> [INSTRUCTIONS FOR THE TASK]: Copy every entry exactly as given, minus the images.
--------------------------------------------------
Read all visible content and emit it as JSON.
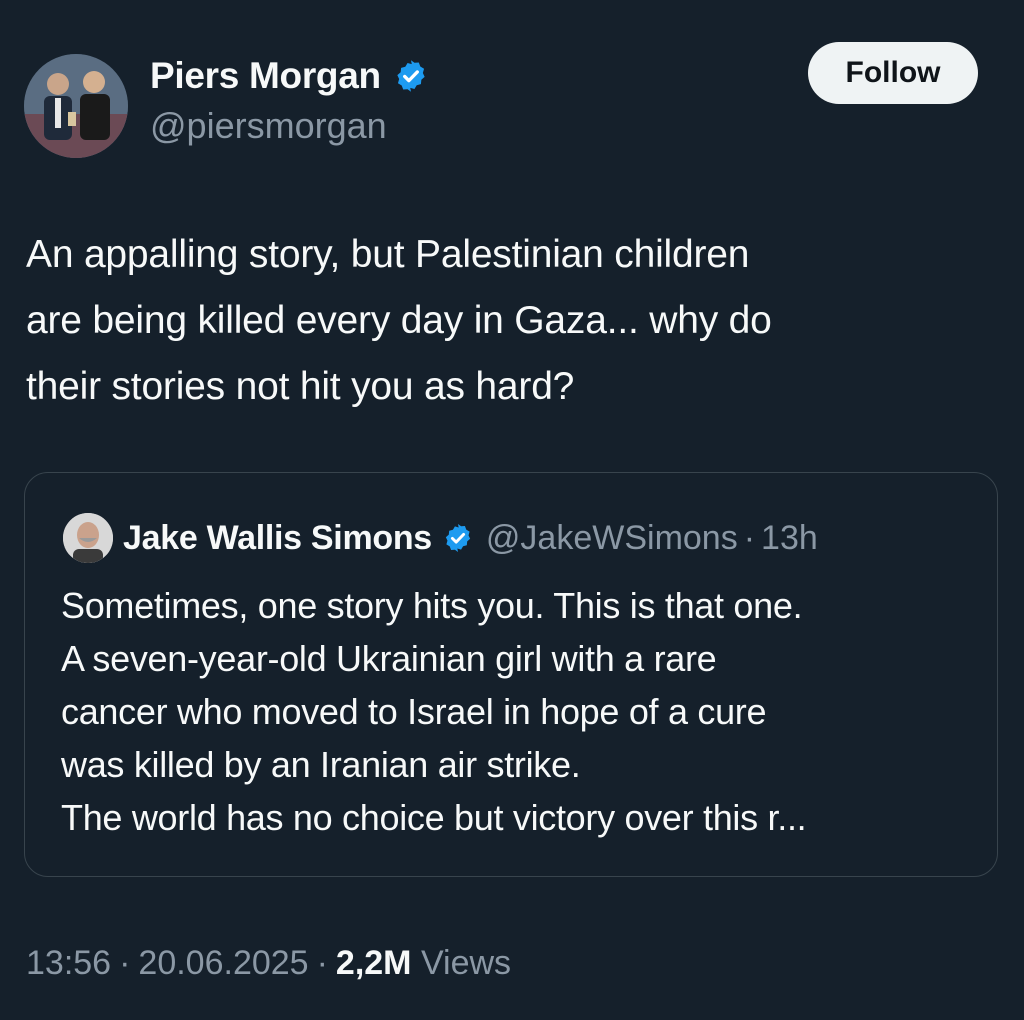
{
  "tweet": {
    "author": {
      "display_name": "Piers Morgan",
      "handle": "@piersmorgan",
      "verified_icon": "verified-badge-icon",
      "avatar": "profile-photo"
    },
    "follow_label": "Follow",
    "text": "An appalling story, but Palestinian children\nare being killed every day in Gaza... why do\ntheir stories not hit you as hard?",
    "quoted": {
      "display_name": "Jake Wallis Simons",
      "handle": "@JakeWSimons",
      "dot": "·",
      "time": "13h",
      "text": "Sometimes, one story hits you. This is that one.\nA seven-year-old Ukrainian girl with a rare\ncancer who moved to Israel in hope of a cure\nwas killed by an Iranian air strike.\nThe world has no choice but victory over this r..."
    },
    "meta": {
      "time": "13:56",
      "date": "20.06.2025",
      "separator": "·",
      "views_count": "2,2M",
      "views_label": "Views"
    }
  },
  "colors": {
    "background": "#15202b",
    "text_primary": "#f7f9f9",
    "text_secondary": "#8b98a5",
    "verified_blue": "#1d9bf0",
    "border": "#38444d",
    "follow_bg": "#eff3f4"
  }
}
--------------------------------------------------
> [OUTPUT]:
Read all visible content and emit it as JSON.
{
  "tweet": {
    "author": {
      "display_name": "Piers Morgan",
      "handle": "@piersmorgan",
      "verified_icon": "verified-badge-icon",
      "avatar": "profile-photo"
    },
    "follow_label": "Follow",
    "text": "An appalling story, but Palestinian children\nare being killed every day in Gaza... why do\ntheir stories not hit you as hard?",
    "quoted": {
      "display_name": "Jake Wallis Simons",
      "handle": "@JakeWSimons",
      "dot": "·",
      "time": "13h",
      "text": "Sometimes, one story hits you. This is that one.\nA seven-year-old Ukrainian girl with a rare\ncancer who moved to Israel in hope of a cure\nwas killed by an Iranian air strike.\nThe world has no choice but victory over this r..."
    },
    "meta": {
      "time": "13:56",
      "date": "20.06.2025",
      "separator": "·",
      "views_count": "2,2M",
      "views_label": "Views"
    }
  },
  "colors": {
    "background": "#15202b",
    "text_primary": "#f7f9f9",
    "text_secondary": "#8b98a5",
    "verified_blue": "#1d9bf0",
    "border": "#38444d",
    "follow_bg": "#eff3f4"
  }
}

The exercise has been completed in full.